Return every line below in which "want" appears.

┌─ RECORDS FOR THIS EXERCISE

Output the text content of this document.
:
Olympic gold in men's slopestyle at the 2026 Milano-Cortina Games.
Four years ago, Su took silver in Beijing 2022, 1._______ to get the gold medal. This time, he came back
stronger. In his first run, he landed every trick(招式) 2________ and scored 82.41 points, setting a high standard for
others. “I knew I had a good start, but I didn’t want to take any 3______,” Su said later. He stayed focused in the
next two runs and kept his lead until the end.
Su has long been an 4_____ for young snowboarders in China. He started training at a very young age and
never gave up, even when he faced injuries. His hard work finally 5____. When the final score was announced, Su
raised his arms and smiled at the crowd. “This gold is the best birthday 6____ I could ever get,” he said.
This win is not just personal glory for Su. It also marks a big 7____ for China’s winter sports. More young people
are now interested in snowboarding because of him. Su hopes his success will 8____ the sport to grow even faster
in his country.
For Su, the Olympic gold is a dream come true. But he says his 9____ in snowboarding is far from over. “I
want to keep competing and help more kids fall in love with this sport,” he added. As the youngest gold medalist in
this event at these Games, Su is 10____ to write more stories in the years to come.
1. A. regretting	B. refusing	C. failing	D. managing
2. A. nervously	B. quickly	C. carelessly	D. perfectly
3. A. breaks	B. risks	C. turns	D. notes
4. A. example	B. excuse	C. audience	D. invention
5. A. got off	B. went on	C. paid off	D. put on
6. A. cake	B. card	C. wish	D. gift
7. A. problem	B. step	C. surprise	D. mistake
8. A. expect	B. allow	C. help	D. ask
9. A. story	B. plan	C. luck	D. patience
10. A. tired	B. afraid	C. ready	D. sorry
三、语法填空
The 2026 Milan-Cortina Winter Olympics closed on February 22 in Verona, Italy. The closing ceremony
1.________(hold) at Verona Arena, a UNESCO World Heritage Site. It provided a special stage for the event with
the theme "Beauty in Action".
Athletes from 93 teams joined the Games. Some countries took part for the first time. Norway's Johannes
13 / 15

└─
┌─ RECORDS FOR THIS EXERCISE

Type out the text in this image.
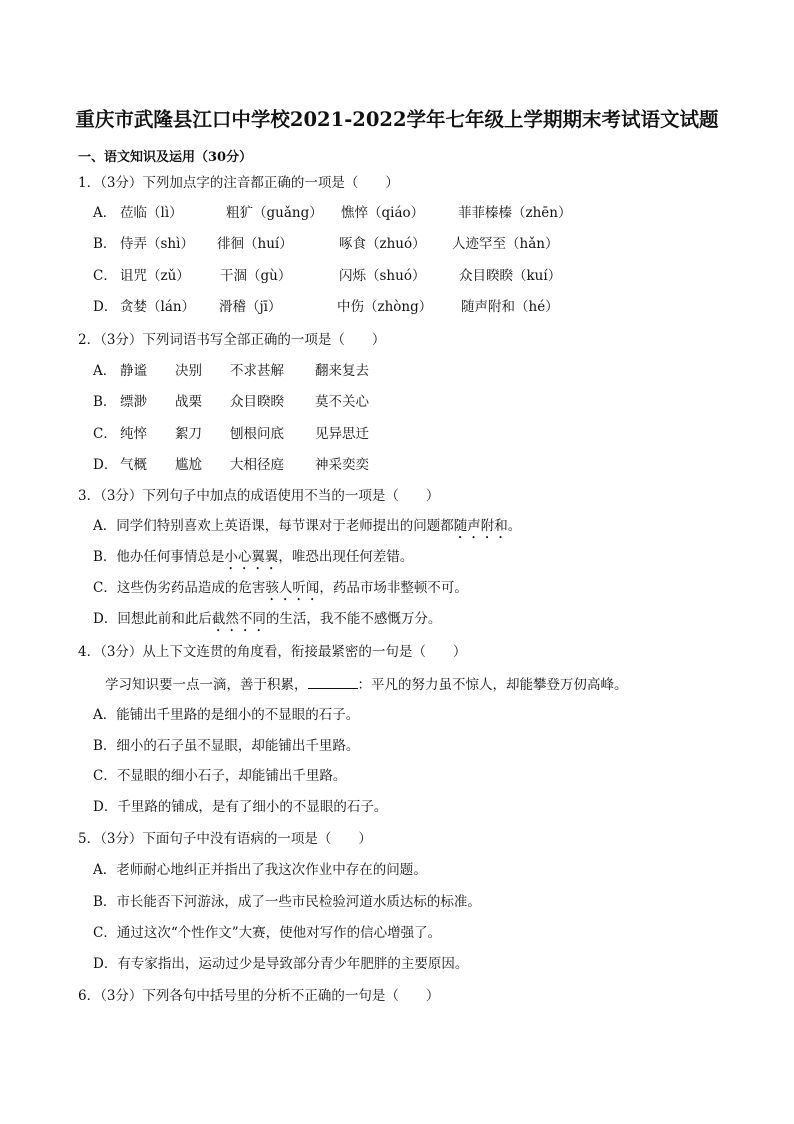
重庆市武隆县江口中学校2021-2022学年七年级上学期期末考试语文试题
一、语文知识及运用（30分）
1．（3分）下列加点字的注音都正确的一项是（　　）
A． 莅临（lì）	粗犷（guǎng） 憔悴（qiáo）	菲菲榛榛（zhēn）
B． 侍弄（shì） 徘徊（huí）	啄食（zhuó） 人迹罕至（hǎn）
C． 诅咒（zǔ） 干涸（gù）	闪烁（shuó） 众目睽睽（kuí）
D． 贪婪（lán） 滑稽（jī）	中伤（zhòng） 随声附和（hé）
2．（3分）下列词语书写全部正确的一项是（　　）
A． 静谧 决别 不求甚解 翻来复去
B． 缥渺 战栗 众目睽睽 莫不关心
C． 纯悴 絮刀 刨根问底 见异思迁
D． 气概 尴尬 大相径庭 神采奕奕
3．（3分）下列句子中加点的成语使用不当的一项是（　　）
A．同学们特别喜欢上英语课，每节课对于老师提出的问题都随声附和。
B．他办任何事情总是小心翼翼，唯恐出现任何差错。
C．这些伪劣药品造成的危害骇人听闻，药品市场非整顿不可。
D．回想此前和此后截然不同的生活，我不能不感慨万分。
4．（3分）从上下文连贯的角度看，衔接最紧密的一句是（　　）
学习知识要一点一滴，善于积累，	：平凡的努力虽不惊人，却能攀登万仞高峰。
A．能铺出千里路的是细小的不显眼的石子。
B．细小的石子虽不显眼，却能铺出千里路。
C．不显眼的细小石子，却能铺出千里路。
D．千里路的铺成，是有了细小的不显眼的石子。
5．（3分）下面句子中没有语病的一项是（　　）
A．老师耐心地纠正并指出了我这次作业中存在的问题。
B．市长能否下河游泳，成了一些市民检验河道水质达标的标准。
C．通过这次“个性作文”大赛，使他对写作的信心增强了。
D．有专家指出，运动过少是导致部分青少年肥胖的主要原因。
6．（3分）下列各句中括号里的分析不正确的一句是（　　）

└─

• _TASK RESPONSE_
others. “I knew I had a good start, but I didn’t want to take any 3______,” Su said later. He stayed focused in the
want to keep competing and help more kids fall in love with this sport,” he added. As the youngest gold medalist in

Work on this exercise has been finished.